(Region boundary data)
.....

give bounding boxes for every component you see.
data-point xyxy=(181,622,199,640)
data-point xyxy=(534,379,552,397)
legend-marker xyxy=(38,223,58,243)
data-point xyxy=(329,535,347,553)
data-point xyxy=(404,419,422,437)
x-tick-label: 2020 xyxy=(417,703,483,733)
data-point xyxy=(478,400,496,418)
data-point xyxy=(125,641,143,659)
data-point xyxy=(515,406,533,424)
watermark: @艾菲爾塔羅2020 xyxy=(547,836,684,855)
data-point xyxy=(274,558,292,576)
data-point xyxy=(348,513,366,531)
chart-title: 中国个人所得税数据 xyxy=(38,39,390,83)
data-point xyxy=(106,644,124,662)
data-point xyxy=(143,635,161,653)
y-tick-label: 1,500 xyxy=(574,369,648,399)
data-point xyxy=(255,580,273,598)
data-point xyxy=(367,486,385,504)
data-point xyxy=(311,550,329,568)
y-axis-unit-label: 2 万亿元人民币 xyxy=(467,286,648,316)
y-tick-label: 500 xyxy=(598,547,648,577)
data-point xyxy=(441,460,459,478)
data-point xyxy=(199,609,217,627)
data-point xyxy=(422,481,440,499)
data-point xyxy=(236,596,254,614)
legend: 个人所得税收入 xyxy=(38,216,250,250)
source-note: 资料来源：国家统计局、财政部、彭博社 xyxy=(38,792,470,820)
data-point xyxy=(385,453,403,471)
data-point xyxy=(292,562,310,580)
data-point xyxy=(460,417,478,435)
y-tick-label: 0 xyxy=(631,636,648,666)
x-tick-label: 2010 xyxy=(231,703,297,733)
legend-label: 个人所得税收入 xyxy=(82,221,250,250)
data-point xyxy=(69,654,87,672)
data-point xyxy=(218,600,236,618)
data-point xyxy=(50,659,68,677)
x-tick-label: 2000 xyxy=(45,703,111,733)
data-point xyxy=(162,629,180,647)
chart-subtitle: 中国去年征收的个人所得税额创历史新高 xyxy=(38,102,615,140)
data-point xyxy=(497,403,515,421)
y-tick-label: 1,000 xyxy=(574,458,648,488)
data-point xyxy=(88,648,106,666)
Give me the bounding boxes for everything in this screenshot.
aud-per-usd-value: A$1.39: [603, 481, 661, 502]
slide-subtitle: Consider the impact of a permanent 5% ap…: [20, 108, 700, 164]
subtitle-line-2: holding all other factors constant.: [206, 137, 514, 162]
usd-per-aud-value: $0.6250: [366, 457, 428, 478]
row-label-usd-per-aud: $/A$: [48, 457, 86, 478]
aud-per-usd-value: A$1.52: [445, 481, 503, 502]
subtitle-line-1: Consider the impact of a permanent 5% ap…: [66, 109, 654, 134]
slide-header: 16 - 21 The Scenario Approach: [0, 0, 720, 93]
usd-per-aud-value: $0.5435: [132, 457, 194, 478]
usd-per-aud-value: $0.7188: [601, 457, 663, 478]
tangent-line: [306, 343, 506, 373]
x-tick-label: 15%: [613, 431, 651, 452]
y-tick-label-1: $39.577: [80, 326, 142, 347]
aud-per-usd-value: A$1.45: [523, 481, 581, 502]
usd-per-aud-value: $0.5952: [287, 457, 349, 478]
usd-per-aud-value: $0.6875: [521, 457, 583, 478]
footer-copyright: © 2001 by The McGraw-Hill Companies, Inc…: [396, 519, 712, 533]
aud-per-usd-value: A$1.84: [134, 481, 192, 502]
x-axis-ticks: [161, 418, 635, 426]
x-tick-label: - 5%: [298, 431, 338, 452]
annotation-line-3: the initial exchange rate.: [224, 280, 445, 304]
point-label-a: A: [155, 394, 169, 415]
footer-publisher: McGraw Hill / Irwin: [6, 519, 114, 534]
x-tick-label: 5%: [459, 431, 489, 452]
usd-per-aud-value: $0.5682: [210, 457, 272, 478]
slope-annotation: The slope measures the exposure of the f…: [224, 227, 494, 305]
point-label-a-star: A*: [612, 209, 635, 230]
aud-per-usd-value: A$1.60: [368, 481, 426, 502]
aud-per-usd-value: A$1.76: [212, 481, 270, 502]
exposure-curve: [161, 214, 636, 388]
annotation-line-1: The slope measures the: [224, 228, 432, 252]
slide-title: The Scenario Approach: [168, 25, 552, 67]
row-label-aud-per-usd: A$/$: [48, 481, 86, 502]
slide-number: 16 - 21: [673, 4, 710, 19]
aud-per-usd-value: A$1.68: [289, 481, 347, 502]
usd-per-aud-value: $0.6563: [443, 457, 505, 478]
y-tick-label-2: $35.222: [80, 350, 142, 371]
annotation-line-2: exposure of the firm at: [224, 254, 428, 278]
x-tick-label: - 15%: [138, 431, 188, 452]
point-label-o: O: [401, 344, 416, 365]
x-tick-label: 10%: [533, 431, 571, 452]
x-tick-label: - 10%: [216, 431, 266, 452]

.....

● **Task brief**:
Convert every record above into a JSON list of strings, one string per line, omitting blank lines.

● **Correct output**:
[
  "give bounding boxes for every component you see.",
  "data-point xyxy=(181,622,199,640)",
  "data-point xyxy=(534,379,552,397)",
  "legend-marker xyxy=(38,223,58,243)",
  "data-point xyxy=(329,535,347,553)",
  "data-point xyxy=(404,419,422,437)",
  "x-tick-label: 2020 xyxy=(417,703,483,733)",
  "data-point xyxy=(478,400,496,418)",
  "data-point xyxy=(125,641,143,659)",
  "data-point xyxy=(515,406,533,424)",
  "watermark: @艾菲爾塔羅2020 xyxy=(547,836,684,855)",
  "data-point xyxy=(274,558,292,576)",
  "data-point xyxy=(348,513,366,531)",
  "chart-title: 中国个人所得税数据 xyxy=(38,39,390,83)",
  "data-point xyxy=(106,644,124,662)",
  "data-point xyxy=(143,635,161,653)",
  "y-tick-label: 1,500 xyxy=(574,369,648,399)",
  "data-point xyxy=(255,580,273,598)",
  "data-point xyxy=(367,486,385,504)",
  "data-point xyxy=(311,550,329,568)",
  "y-axis-unit-label: 2 万亿元人民币 xyxy=(467,286,648,316)",
  "y-tick-label: 500 xyxy=(598,547,648,577)",
  "data-point xyxy=(441,460,459,478)",
  "data-point xyxy=(199,609,217,627)",
  "data-point xyxy=(422,481,440,499)",
  "data-point xyxy=(236,596,254,614)",
  "legend: 个人所得税收入 xyxy=(38,216,250,250)",
  "source-note: 资料来源：国家统计局、财政部、彭博社 xyxy=(38,792,470,820)",
  "data-point xyxy=(385,453,403,471)",
  "data-point xyxy=(292,562,310,580)",
  "data-point xyxy=(460,417,478,435)",
  "y-tick-label: 0 xyxy=(631,636,648,666)",
  "x-tick-label: 2010 xyxy=(231,703,297,733)",
  "legend-label: 个人所得税收入 xyxy=(82,221,250,250)",
  "data-point xyxy=(69,654,87,672)",
  "data-point xyxy=(218,600,236,618)",
  "data-point xyxy=(50,659,68,677)",
  "x-tick-label: 2000 xyxy=(45,703,111,733)",
  "data-point xyxy=(162,629,180,647)",
  "chart-subtitle: 中国去年征收的个人所得税额创历史新高 xyxy=(38,102,615,140)",
  "data-point xyxy=(497,403,515,421)",
  "y-tick-label: 1,000 xyxy=(574,458,648,488)",
  "data-point xyxy=(88,648,106,666)",
  "Give me the bounding boxes for everything in this screenshot.",
  "aud-per-usd-value: A$1.39: [603, 481, 661, 502]",
  "slide-subtitle: Consider the impact of a permanent 5% ap…: [20, 108, 700, 164]",
  "subtitle-line-2: holding all other factors constant.: [206, 137, 514, 162]",
  "usd-per-aud-value: $0.6250: [366, 457, 428, 478]",
  "row-label-usd-per-aud: $/A$: [48, 457, 86, 478]",
  "aud-per-usd-value: A$1.52: [445, 481, 503, 502]",
  "subtitle-line-1: Consider the impact of a permanent 5% ap…: [66, 109, 654, 134]",
  "slide-header: 16 - 21 The Scenario Approach: [0, 0, 720, 93]",
  "usd-per-aud-value: $0.5435: [132, 457, 194, 478]",
  "usd-per-aud-value: $0.7188: [601, 457, 663, 478]",
  "tangent-line: [306, 343, 506, 373]",
  "x-tick-label: 15%: [613, 431, 651, 452]",
  "y-tick-label-1: $39.577: [80, 326, 142, 347]",
  "aud-per-usd-value: A$1.45: [523, 481, 581, 502]",
  "usd-per-aud-value: $0.5952: [287, 457, 349, 478]",
  "usd-per-aud-value: $0.6875: [521, 457, 583, 478]",
  "footer-copyright: © 2001 by The McGraw-Hill Companies, Inc…: [396, 519, 712, 533]",
  "aud-per-usd-value: A$1.84: [134, 481, 192, 502]",
  "x-axis-ticks: [161, 418, 635, 426]",
  "x-tick-label: - 5%: [298, 431, 338, 452]",
  "annotation-line-3: the initial exchange rate.: [224, 280, 445, 304]",
  "point-label-a: A: [155, 394, 169, 415]",
  "footer-publisher: McGraw Hill / Irwin: [6, 519, 114, 534]",
  "x-tick-label: 5%: [459, 431, 489, 452]",
  "usd-per-aud-value: $0.5682: [210, 457, 272, 478]",
  "slope-annotation: The slope measures the exposure of the f…: [224, 227, 494, 305]",
  "point-label-a-star: A*: [612, 209, 635, 230]",
  "aud-per-usd-value: A$1.60: [368, 481, 426, 502]",
  "aud-per-usd-value: A$1.76: [212, 481, 270, 502]",
  "exposure-curve: [161, 214, 636, 388]",
  "annotation-line-1: The slope measures the: [224, 228, 432, 252]",
  "slide-title: The Scenario Approach: [168, 25, 552, 67]",
  "row-label-aud-per-usd: A$/$: [48, 481, 86, 502]",
  "slide-number: 16 - 21: [673, 4, 710, 19]",
  "aud-per-usd-value: A$1.68: [289, 481, 347, 502]",
  "usd-per-aud-value: $0.6563: [443, 457, 505, 478]",
  "y-tick-label-2: $35.222: [80, 350, 142, 371]",
  "annotation-line-2: exposure of the firm at: [224, 254, 428, 278]",
  "x-tick-label: - 15%: [138, 431, 188, 452]",
  "point-label-o: O: [401, 344, 416, 365]",
  "x-tick-label: 10%: [533, 431, 571, 452]",
  "x-tick-label: - 10%: [216, 431, 266, 452]"
]